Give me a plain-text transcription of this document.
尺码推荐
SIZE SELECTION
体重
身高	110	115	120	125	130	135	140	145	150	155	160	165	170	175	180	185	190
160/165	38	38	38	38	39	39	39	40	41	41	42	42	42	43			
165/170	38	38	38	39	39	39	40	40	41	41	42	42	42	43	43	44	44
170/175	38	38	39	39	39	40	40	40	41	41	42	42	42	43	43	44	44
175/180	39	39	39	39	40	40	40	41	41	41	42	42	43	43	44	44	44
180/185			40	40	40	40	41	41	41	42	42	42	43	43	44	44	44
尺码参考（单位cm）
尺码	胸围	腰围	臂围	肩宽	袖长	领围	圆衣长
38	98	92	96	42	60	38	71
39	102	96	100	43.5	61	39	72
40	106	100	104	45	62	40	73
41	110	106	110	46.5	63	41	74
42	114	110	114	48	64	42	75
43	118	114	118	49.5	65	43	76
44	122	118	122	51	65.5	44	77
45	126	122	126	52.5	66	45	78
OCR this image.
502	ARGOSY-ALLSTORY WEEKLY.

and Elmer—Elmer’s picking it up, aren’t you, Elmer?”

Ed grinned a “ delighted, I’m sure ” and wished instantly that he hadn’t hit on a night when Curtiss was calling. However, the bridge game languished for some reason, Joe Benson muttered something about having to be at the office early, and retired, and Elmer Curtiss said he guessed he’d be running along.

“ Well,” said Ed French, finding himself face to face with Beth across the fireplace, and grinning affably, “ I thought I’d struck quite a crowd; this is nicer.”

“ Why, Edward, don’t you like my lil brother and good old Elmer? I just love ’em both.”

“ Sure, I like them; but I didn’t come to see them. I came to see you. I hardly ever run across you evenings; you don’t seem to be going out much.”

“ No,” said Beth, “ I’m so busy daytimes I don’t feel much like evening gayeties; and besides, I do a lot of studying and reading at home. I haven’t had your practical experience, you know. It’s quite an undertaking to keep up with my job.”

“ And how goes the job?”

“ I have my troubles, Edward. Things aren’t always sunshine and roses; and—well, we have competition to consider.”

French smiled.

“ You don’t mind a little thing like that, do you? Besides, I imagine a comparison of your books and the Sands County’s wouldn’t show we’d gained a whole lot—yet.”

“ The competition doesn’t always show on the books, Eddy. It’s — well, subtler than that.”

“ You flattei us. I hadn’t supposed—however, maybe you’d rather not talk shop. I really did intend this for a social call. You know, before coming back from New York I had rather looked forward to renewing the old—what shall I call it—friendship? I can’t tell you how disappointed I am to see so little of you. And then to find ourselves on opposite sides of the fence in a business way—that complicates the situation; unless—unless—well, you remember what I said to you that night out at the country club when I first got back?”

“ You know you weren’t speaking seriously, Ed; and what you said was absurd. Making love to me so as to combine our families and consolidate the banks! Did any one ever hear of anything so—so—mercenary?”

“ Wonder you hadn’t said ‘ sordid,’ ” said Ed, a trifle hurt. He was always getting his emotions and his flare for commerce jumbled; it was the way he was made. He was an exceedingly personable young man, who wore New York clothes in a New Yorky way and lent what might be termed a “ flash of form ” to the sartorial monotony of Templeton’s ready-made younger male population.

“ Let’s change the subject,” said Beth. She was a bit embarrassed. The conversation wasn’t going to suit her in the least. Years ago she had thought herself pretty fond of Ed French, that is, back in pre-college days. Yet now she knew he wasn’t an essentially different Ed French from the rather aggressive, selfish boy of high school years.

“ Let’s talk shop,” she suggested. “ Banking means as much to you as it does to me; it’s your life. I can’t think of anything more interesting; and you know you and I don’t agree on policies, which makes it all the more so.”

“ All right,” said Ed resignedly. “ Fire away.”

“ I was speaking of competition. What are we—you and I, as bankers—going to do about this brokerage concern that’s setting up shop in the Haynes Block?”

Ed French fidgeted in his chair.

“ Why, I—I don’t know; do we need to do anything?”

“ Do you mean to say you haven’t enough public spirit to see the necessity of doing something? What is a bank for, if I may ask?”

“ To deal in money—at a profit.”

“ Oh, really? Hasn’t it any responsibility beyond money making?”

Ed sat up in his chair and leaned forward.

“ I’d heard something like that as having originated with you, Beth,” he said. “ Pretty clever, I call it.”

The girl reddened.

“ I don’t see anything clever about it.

━━━

What to produce: Provide the number of lines in the entries that include "show", and no other text.

The completed task: 2